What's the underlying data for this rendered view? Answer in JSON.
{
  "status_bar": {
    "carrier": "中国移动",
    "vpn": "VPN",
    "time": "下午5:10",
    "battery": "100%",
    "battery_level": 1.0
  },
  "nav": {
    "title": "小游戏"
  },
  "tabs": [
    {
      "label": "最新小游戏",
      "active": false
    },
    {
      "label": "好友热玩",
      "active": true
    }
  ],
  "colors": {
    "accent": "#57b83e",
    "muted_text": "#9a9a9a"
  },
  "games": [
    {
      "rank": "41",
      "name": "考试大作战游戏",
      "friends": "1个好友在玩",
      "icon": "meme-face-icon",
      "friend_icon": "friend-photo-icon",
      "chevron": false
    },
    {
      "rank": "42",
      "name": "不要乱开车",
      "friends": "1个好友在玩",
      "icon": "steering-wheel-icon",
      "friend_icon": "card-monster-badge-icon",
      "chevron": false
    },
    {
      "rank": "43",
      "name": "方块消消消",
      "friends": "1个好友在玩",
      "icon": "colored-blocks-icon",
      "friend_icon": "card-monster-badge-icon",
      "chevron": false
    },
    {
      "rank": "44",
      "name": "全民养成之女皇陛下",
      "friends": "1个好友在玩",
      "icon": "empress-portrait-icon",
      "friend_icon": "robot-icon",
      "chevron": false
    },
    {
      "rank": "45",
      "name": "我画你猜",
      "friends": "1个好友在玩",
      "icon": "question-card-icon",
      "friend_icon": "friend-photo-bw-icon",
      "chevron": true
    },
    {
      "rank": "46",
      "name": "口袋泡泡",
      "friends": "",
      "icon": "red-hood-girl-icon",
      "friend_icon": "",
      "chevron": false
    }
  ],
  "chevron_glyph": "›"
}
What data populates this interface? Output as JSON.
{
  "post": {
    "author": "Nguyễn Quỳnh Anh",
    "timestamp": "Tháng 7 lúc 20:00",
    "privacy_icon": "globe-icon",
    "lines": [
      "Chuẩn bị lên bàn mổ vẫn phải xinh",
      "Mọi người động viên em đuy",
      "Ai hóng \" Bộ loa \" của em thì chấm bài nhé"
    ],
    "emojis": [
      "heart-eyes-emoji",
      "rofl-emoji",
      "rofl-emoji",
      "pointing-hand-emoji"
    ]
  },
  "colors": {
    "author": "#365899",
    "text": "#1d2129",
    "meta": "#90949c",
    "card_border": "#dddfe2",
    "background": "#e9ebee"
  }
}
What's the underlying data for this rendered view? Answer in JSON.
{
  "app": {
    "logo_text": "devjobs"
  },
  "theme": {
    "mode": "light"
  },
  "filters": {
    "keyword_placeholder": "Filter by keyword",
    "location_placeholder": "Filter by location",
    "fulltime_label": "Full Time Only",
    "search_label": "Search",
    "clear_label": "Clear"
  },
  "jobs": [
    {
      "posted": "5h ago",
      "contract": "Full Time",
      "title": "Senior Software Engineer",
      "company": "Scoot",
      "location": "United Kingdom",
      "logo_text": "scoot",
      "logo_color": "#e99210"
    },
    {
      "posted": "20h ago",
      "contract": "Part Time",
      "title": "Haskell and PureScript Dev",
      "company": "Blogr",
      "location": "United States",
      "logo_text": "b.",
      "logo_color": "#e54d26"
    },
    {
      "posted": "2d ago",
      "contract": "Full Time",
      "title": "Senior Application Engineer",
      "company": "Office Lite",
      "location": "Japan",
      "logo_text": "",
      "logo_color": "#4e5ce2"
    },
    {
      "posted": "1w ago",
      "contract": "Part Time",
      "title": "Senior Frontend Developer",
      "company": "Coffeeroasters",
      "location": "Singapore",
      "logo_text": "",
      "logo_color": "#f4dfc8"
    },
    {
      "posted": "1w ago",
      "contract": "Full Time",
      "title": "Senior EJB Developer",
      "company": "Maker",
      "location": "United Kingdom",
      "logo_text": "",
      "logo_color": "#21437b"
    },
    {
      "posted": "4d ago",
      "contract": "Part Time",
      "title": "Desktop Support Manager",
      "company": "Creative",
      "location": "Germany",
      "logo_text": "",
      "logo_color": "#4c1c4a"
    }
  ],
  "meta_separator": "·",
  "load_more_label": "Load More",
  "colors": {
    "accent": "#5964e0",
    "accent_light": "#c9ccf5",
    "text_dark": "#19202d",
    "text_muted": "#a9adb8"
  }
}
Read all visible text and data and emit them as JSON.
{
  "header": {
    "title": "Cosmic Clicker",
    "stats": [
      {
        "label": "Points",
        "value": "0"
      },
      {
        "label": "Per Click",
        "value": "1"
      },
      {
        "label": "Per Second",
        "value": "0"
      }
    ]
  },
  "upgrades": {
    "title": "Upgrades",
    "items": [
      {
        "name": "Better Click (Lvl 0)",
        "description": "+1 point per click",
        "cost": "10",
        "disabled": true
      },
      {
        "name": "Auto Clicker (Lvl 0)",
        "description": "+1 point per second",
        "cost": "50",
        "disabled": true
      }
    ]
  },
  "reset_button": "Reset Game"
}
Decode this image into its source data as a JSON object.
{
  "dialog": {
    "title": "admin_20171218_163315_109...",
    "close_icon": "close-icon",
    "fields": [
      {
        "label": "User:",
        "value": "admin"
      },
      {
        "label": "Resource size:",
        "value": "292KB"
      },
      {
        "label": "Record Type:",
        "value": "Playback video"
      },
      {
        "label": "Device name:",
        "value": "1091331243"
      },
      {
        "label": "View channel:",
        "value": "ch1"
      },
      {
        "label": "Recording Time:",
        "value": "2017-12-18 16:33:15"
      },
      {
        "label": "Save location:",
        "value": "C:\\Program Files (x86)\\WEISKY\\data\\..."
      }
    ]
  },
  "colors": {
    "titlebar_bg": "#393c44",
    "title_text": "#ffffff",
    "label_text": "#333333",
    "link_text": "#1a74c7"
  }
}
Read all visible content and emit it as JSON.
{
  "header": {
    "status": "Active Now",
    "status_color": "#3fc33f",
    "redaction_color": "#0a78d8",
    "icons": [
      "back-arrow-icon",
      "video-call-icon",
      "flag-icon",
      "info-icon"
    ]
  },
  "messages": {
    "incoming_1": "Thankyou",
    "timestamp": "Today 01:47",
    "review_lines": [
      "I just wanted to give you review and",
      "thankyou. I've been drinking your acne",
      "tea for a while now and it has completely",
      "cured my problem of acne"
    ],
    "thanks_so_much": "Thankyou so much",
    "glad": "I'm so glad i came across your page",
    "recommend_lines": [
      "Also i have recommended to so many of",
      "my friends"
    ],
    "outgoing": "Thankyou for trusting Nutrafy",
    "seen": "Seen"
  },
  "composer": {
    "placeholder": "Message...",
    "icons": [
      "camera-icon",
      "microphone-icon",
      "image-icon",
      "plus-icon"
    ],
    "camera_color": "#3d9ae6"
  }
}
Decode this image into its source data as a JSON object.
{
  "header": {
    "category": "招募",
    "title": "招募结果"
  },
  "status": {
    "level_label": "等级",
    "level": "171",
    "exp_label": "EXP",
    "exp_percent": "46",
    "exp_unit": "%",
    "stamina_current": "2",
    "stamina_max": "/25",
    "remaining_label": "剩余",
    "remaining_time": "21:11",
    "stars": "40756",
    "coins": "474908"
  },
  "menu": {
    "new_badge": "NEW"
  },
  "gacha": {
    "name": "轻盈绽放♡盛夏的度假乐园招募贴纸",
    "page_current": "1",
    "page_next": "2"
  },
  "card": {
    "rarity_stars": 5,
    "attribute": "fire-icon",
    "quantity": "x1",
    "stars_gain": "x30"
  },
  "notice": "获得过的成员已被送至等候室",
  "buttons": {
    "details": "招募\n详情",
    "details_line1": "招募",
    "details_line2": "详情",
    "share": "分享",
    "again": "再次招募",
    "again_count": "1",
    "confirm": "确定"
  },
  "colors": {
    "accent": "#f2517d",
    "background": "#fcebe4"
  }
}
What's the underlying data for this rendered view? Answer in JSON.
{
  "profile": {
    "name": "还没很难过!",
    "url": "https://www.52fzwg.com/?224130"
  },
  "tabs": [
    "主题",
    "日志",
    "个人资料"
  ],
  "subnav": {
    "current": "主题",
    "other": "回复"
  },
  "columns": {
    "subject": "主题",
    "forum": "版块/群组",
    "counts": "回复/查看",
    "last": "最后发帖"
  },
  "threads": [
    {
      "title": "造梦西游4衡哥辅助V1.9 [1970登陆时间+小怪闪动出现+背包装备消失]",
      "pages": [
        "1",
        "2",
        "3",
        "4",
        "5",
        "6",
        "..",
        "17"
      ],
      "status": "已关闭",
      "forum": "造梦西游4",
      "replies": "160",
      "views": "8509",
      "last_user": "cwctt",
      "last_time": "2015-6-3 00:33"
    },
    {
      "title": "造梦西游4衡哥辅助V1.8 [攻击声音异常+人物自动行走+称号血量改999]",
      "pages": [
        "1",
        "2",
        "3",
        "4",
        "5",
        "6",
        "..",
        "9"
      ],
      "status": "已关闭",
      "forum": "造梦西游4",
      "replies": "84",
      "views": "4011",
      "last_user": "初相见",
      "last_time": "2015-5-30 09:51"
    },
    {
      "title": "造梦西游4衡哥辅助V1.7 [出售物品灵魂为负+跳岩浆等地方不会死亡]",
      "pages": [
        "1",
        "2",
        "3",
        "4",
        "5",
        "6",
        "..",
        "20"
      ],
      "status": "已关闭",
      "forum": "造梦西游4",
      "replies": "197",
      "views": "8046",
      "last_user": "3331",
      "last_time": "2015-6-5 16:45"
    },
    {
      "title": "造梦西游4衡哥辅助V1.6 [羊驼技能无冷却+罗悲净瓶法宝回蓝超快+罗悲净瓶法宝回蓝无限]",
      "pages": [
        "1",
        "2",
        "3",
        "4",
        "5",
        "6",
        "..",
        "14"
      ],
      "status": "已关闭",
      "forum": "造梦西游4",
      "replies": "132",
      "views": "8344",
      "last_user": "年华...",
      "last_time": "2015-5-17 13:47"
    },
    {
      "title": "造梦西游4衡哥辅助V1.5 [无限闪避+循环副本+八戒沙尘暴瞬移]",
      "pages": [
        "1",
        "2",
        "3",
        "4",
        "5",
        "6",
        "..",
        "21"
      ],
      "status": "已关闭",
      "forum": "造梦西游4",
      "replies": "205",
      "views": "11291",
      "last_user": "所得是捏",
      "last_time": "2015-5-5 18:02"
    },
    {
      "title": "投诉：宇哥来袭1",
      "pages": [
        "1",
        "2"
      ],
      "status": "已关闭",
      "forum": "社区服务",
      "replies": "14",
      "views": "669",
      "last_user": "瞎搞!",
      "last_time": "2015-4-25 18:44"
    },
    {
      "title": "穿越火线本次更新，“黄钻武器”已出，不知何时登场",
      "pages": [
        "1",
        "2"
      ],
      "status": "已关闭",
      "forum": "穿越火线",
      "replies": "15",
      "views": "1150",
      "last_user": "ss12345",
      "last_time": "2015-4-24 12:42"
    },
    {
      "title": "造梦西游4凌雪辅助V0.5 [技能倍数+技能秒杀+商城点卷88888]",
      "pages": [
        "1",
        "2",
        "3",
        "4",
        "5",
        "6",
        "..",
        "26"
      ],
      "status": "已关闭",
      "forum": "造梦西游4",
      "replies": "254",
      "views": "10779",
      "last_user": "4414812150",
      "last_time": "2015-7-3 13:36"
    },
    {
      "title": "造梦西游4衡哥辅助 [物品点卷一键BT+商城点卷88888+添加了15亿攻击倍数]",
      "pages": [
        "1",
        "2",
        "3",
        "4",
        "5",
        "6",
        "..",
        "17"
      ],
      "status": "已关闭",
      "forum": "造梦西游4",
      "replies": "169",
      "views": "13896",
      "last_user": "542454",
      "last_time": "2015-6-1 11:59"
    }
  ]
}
====
◆ Goal of the exercise: Answer with one number: how many lines in the listing hold "description".

◆ Result of this exercise: 2